* Material provided:
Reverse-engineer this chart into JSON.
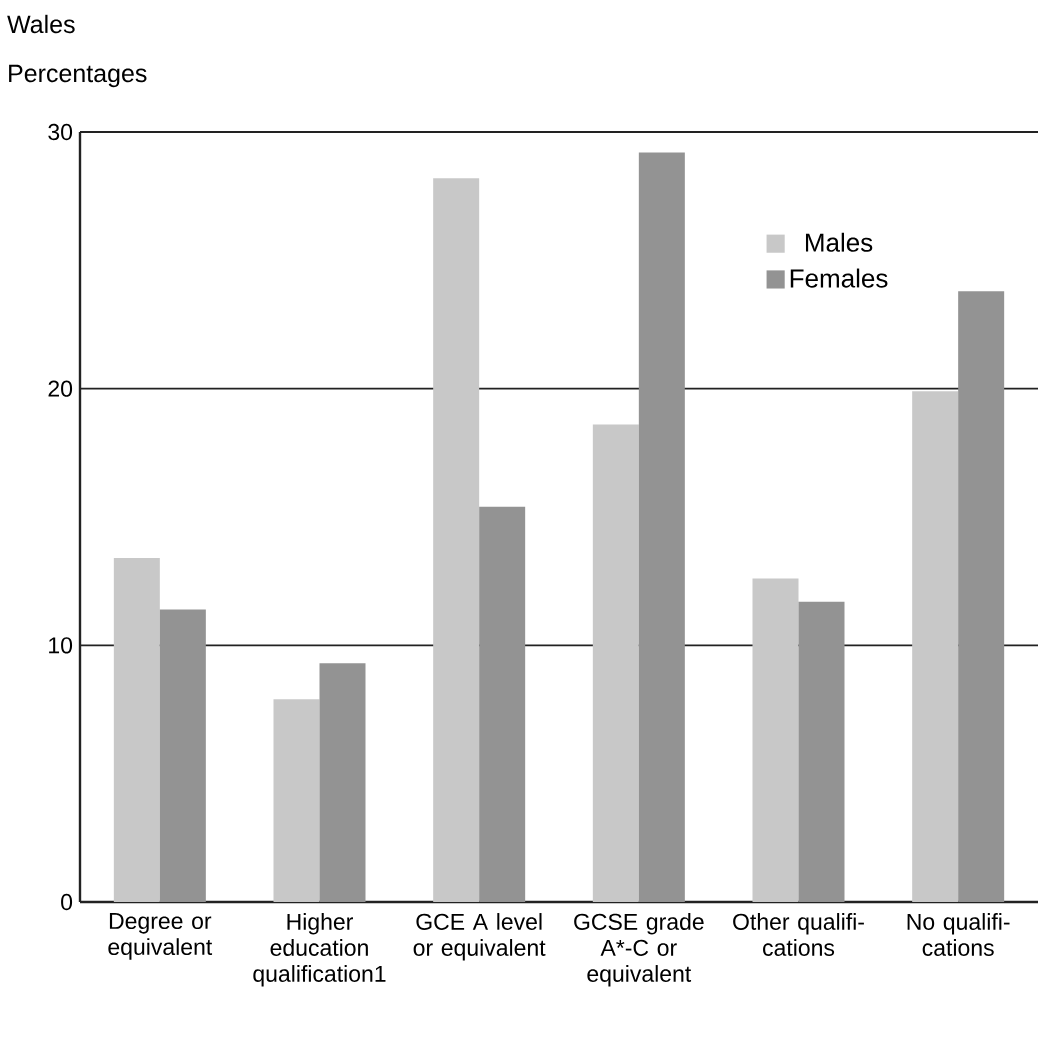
{
  "chart_data": {
    "type": "bar",
    "title": "Wales",
    "ylabel": "Percentages",
    "categories": [
      "Degree or equivalent",
      "Higher education qualification1",
      "GCE A level or equivalent",
      "GCSE grade A*-C or equivalent",
      "Other qualifi-cations",
      "No qualifi-cations"
    ],
    "series": [
      {
        "name": "Males",
        "color": "#c8c8c8",
        "values": [
          13.4,
          7.9,
          28.2,
          18.6,
          12.6,
          19.9
        ]
      },
      {
        "name": "Females",
        "color": "#939393",
        "values": [
          11.4,
          9.3,
          15.4,
          29.2,
          11.7,
          23.8
        ]
      }
    ],
    "ylim": [
      0,
      30
    ],
    "yticks": [
      0,
      10,
      20,
      30
    ],
    "grid": "y",
    "legend": "top right"
  }
}
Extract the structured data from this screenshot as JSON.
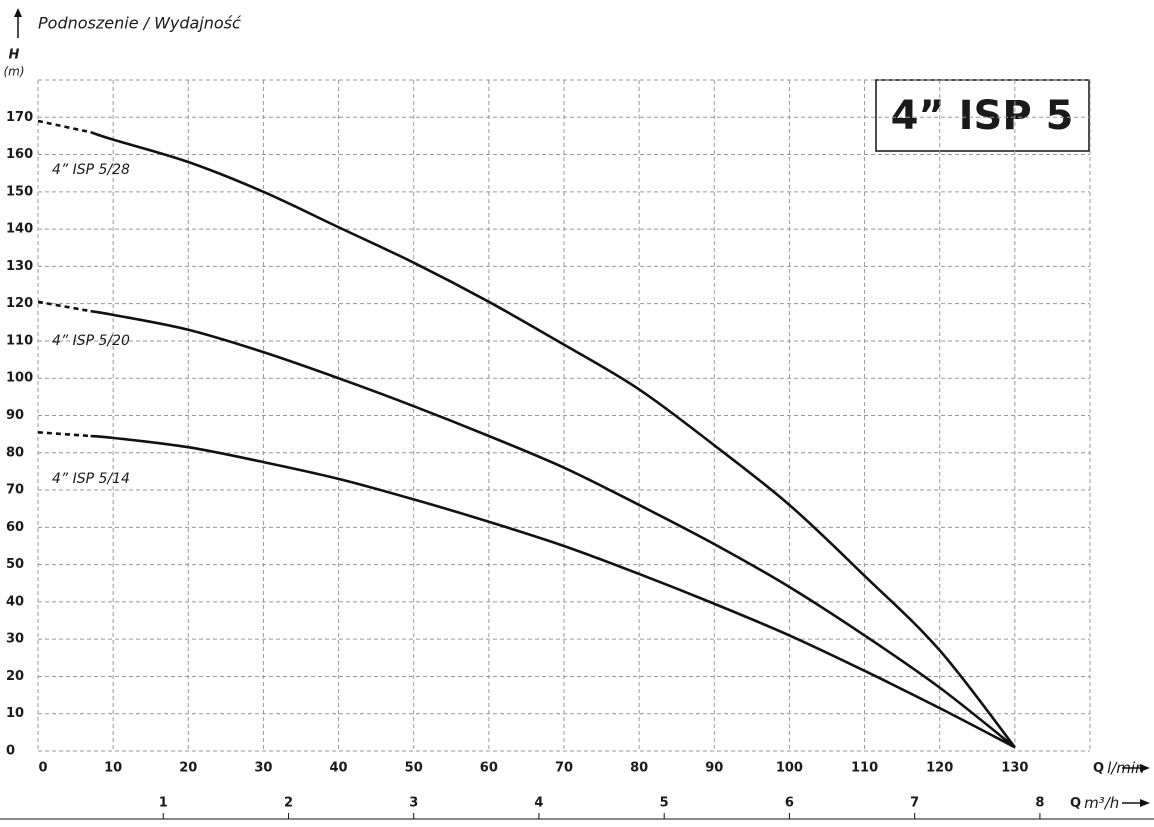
{
  "chart_data": {
    "type": "line",
    "title": "4” ISP 5",
    "subtitle": "Podnoszenie / Wydajność",
    "y_label": "H",
    "y_unit": "(m)",
    "x_label": {
      "symbol": "Q",
      "unit": "l/min"
    },
    "x2_label": {
      "symbol": "Q",
      "unit": "m³/h"
    },
    "xlim": [
      0,
      140
    ],
    "xticks": [
      0,
      10,
      20,
      30,
      40,
      50,
      60,
      70,
      80,
      90,
      100,
      110,
      120,
      130
    ],
    "x2lim": [
      0,
      8.4
    ],
    "x2ticks": [
      1,
      2,
      3,
      4,
      5,
      6,
      7,
      8
    ],
    "ylim": [
      0,
      180
    ],
    "yticks": [
      0,
      10,
      20,
      30,
      40,
      50,
      60,
      70,
      80,
      90,
      100,
      110,
      120,
      130,
      140,
      150,
      160,
      170
    ],
    "grid": true,
    "dashed_segments": 1,
    "series": [
      {
        "name": "4” ISP 5/28",
        "color": "#111111",
        "x": [
          0,
          7,
          10,
          20,
          30,
          40,
          50,
          60,
          70,
          80,
          90,
          100,
          110,
          120,
          130
        ],
        "values": [
          169,
          166,
          164,
          158,
          150,
          140.5,
          131,
          120.5,
          109,
          97,
          82,
          66,
          47,
          27,
          1
        ]
      },
      {
        "name": "4” ISP 5/20",
        "color": "#111111",
        "x": [
          0,
          7,
          10,
          20,
          30,
          40,
          50,
          60,
          70,
          80,
          90,
          100,
          110,
          120,
          130
        ],
        "values": [
          120.5,
          118,
          117,
          113,
          107,
          100,
          92.5,
          84.5,
          76,
          66,
          55.5,
          44,
          31,
          17,
          1
        ]
      },
      {
        "name": "4” ISP 5/14",
        "color": "#111111",
        "x": [
          0,
          7,
          10,
          20,
          30,
          40,
          50,
          60,
          70,
          80,
          90,
          100,
          110,
          120,
          130
        ],
        "values": [
          85.5,
          84.5,
          84,
          81.5,
          77.5,
          73,
          67.5,
          61.5,
          55,
          47.5,
          39.5,
          31,
          21.5,
          11.5,
          1
        ]
      }
    ]
  }
}
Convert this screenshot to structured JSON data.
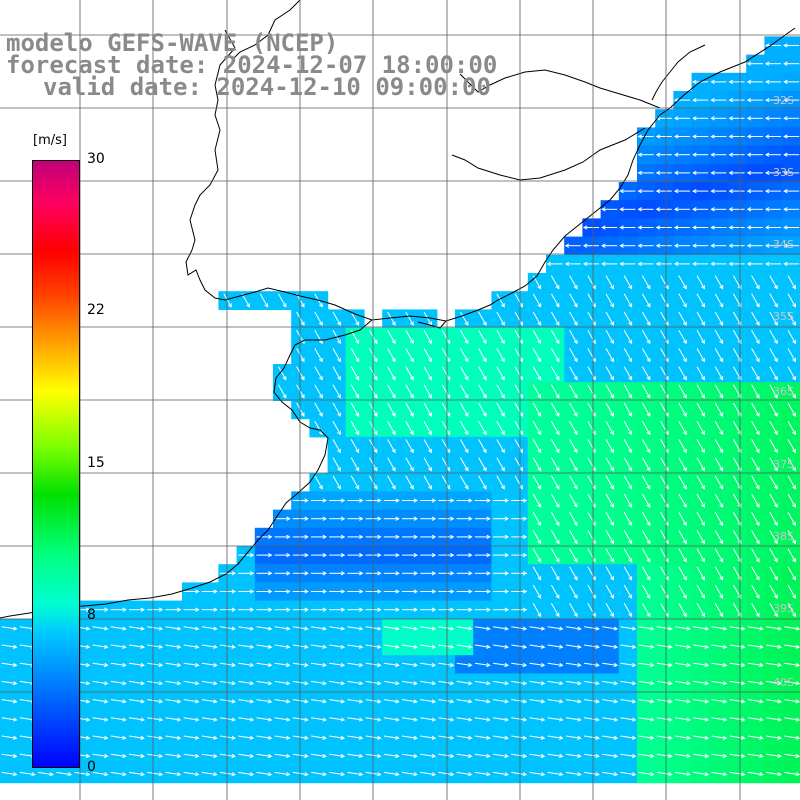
{
  "title": {
    "line1": "modelo GEFS-WAVE (NCEP)",
    "line2": "forecast date: 2024-12-07 18:00:00",
    "line3": "valid date: 2024-12-10 09:00:00"
  },
  "legend": {
    "unit": "[m/s]",
    "ticks": [
      "30",
      "22",
      "15",
      "8",
      "0"
    ],
    "tick_values": [
      30,
      22,
      15,
      8,
      0
    ],
    "range": [
      0,
      30
    ]
  },
  "lat_labels": [
    "32S",
    "33S",
    "34S",
    "35S",
    "36S",
    "37S",
    "38S",
    "39S",
    "40S"
  ],
  "colors": {
    "land": "#ffffff",
    "grid": "#5a5a5a",
    "coast": "#000000",
    "arrow": "#ffffff",
    "title": "#8a8a8a"
  }
}
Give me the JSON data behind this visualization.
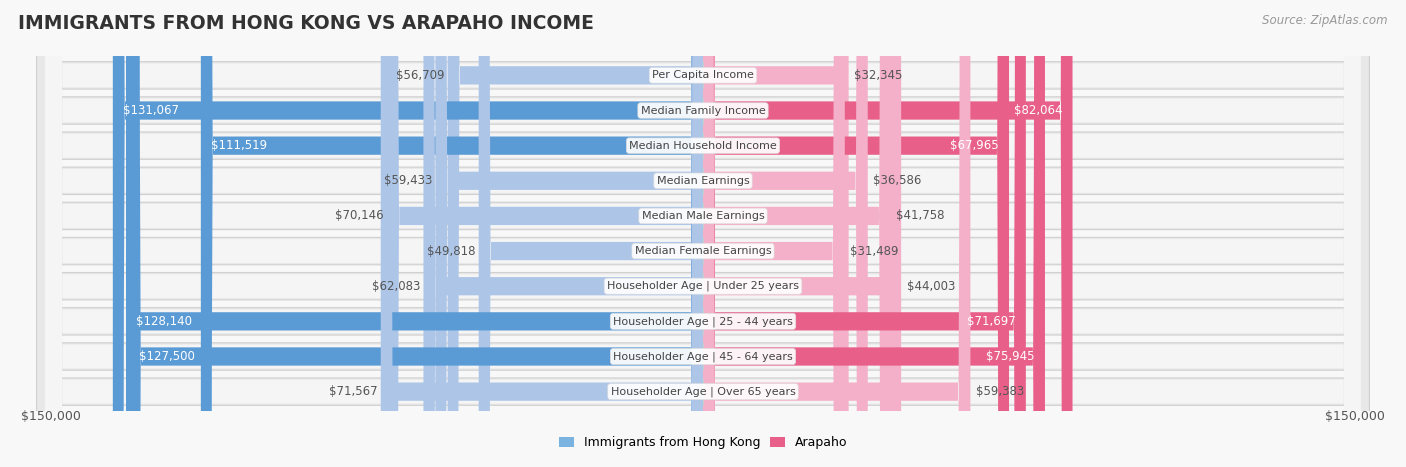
{
  "title": "IMMIGRANTS FROM HONG KONG VS ARAPAHO INCOME",
  "source": "Source: ZipAtlas.com",
  "categories": [
    "Per Capita Income",
    "Median Family Income",
    "Median Household Income",
    "Median Earnings",
    "Median Male Earnings",
    "Median Female Earnings",
    "Householder Age | Under 25 years",
    "Householder Age | 25 - 44 years",
    "Householder Age | 45 - 64 years",
    "Householder Age | Over 65 years"
  ],
  "hk_values": [
    56709,
    131067,
    111519,
    59433,
    70146,
    49818,
    62083,
    128140,
    127500,
    71567
  ],
  "arapaho_values": [
    32345,
    82064,
    67965,
    36586,
    41758,
    31489,
    44003,
    71697,
    75945,
    59383
  ],
  "hk_labels": [
    "$56,709",
    "$131,067",
    "$111,519",
    "$59,433",
    "$70,146",
    "$49,818",
    "$62,083",
    "$128,140",
    "$127,500",
    "$71,567"
  ],
  "arapaho_labels": [
    "$32,345",
    "$82,064",
    "$67,965",
    "$36,586",
    "$41,758",
    "$31,489",
    "$44,003",
    "$71,697",
    "$75,945",
    "$59,383"
  ],
  "max_value": 150000,
  "hk_color_light": "#adc6e8",
  "hk_color_dark": "#5b9bd5",
  "arapaho_color_light": "#f4b0c8",
  "arapaho_color_dark": "#e8608a",
  "label_dark": "#ffffff",
  "label_light": "#555555",
  "hk_dark_threshold": 100000,
  "arapaho_dark_threshold": 65000,
  "row_bg": "#f0f0f0",
  "row_inner_bg": "#ffffff",
  "center_line_color": "#cccccc",
  "fig_bg": "#f8f8f8",
  "legend_hk_color": "#7ab3e0",
  "legend_ar_color": "#e8608a"
}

* Exercise instructions: Keep only the lines that hold the string "name", and copy them out.

* Expected answer:
        "name": "Males",
        "name": "Females",
        "name": "4” ISP 5/28",
        "name": "4” ISP 5/20",
        "name": "4” ISP 5/14",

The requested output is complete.